TASK PROMPT:
An exact copy of every record is needed.
/---
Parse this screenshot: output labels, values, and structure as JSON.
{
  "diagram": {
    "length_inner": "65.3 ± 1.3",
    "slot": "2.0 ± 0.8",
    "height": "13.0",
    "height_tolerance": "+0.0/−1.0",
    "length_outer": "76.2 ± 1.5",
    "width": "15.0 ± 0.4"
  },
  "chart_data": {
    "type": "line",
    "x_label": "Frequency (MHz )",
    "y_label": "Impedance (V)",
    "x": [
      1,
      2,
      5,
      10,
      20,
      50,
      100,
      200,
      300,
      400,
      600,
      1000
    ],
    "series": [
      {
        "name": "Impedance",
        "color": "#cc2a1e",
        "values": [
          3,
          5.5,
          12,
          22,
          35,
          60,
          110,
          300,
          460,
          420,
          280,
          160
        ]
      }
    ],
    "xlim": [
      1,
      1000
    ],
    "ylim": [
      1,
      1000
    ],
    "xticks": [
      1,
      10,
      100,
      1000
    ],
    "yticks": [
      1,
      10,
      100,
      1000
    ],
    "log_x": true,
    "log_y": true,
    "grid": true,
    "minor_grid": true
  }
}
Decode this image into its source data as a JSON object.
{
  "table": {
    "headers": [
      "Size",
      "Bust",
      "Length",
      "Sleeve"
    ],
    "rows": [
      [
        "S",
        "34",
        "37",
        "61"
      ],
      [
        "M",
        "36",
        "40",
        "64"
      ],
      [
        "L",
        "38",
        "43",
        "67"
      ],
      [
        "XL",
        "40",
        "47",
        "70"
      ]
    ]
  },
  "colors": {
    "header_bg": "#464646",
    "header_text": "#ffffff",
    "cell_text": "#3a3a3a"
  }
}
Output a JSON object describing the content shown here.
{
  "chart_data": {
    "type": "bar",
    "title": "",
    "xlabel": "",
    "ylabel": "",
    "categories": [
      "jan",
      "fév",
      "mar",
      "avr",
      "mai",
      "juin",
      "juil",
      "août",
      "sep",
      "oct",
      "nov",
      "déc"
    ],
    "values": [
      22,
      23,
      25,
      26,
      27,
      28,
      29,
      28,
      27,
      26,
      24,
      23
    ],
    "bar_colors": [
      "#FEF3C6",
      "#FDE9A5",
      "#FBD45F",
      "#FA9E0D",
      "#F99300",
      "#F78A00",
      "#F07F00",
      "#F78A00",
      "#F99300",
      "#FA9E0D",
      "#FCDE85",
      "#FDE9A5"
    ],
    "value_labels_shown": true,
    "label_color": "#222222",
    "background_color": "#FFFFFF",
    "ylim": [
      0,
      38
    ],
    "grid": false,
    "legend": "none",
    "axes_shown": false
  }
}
\---
RESULT:
Parse this screenshot: output labels, values, and structure as JSON.
{
  "diagram": {
    "length_inner": "65.3 ± 1.3",
    "slot": "2.0 ± 0.8",
    "height": "13.0",
    "height_tolerance": "+0.0/−1.0",
    "length_outer": "76.2 ± 1.5",
    "width": "15.0 ± 0.4"
  },
  "chart_data": {
    "type": "line",
    "x_label": "Frequency (MHz )",
    "y_label": "Impedance (V)",
    "x": [
      1,
      2,
      5,
      10,
      20,
      50,
      100,
      200,
      300,
      400,
      600,
      1000
    ],
    "series": [
      {
        "name": "Impedance",
        "color": "#cc2a1e",
        "values": [
          3,
          5.5,
          12,
          22,
          35,
          60,
          110,
          300,
          460,
          420,
          280,
          160
        ]
      }
    ],
    "xlim": [
      1,
      1000
    ],
    "ylim": [
      1,
      1000
    ],
    "xticks": [
      1,
      10,
      100,
      1000
    ],
    "yticks": [
      1,
      10,
      100,
      1000
    ],
    "log_x": true,
    "log_y": true,
    "grid": true,
    "minor_grid": true
  }
}
Decode this image into its source data as a JSON object.
{
  "table": {
    "headers": [
      "Size",
      "Bust",
      "Length",
      "Sleeve"
    ],
    "rows": [
      [
        "S",
        "34",
        "37",
        "61"
      ],
      [
        "M",
        "36",
        "40",
        "64"
      ],
      [
        "L",
        "38",
        "43",
        "67"
      ],
      [
        "XL",
        "40",
        "47",
        "70"
      ]
    ]
  },
  "colors": {
    "header_bg": "#464646",
    "header_text": "#ffffff",
    "cell_text": "#3a3a3a"
  }
}
Output a JSON object describing the content shown here.
{
  "chart_data": {
    "type": "bar",
    "title": "",
    "xlabel": "",
    "ylabel": "",
    "categories": [
      "jan",
      "fév",
      "mar",
      "avr",
      "mai",
      "juin",
      "juil",
      "août",
      "sep",
      "oct",
      "nov",
      "déc"
    ],
    "values": [
      22,
      23,
      25,
      26,
      27,
      28,
      29,
      28,
      27,
      26,
      24,
      23
    ],
    "bar_colors": [
      "#FEF3C6",
      "#FDE9A5",
      "#FBD45F",
      "#FA9E0D",
      "#F99300",
      "#F78A00",
      "#F07F00",
      "#F78A00",
      "#F99300",
      "#FA9E0D",
      "#FCDE85",
      "#FDE9A5"
    ],
    "value_labels_shown": true,
    "label_color": "#222222",
    "background_color": "#FFFFFF",
    "ylim": [
      0,
      38
    ],
    "grid": false,
    "legend": "none",
    "axes_shown": false
  }
}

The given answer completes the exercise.